Some lines below may hold the string "Brun". Count them and give only the total.

BEGIN Dataset records

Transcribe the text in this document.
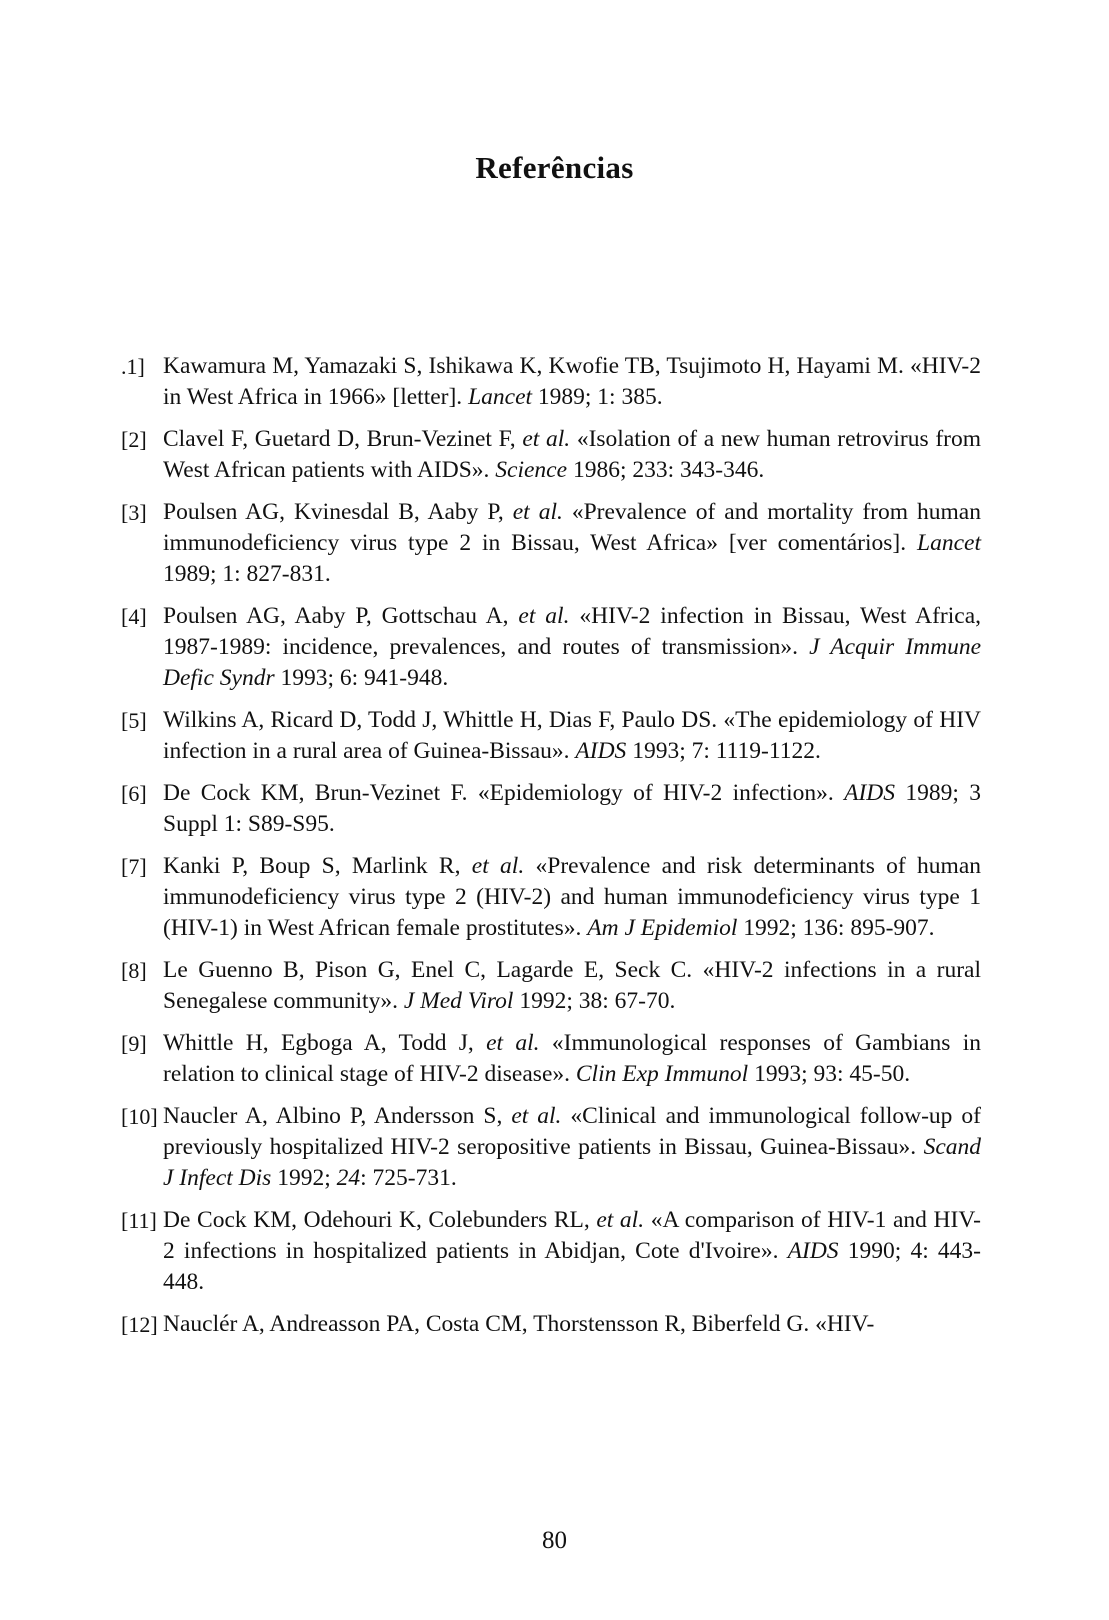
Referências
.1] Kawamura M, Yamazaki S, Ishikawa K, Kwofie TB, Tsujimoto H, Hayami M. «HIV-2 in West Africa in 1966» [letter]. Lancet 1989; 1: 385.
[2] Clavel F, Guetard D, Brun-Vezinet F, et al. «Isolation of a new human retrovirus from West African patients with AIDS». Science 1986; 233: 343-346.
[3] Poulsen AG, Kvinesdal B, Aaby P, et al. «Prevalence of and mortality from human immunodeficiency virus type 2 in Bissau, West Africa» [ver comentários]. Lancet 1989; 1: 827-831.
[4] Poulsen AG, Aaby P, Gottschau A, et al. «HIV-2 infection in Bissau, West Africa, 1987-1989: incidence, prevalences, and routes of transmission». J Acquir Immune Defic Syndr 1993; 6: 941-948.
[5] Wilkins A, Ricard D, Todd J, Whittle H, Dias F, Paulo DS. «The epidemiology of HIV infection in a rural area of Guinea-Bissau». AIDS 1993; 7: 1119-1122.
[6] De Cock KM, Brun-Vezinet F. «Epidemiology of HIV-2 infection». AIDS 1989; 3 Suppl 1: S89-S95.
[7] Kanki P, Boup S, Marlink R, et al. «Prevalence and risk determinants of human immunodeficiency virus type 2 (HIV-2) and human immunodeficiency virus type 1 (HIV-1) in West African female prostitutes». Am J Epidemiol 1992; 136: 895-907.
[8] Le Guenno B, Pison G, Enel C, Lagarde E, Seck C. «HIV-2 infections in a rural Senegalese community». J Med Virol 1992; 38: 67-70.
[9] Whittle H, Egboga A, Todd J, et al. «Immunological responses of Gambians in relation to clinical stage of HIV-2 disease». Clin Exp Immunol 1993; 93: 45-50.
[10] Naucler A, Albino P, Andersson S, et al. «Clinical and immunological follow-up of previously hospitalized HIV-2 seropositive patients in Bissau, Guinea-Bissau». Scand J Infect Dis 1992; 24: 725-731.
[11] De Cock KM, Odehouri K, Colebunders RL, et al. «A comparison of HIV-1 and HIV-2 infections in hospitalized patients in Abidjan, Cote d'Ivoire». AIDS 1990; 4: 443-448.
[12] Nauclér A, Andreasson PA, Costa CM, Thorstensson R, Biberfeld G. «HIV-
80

END Dataset records

:: Result ::
2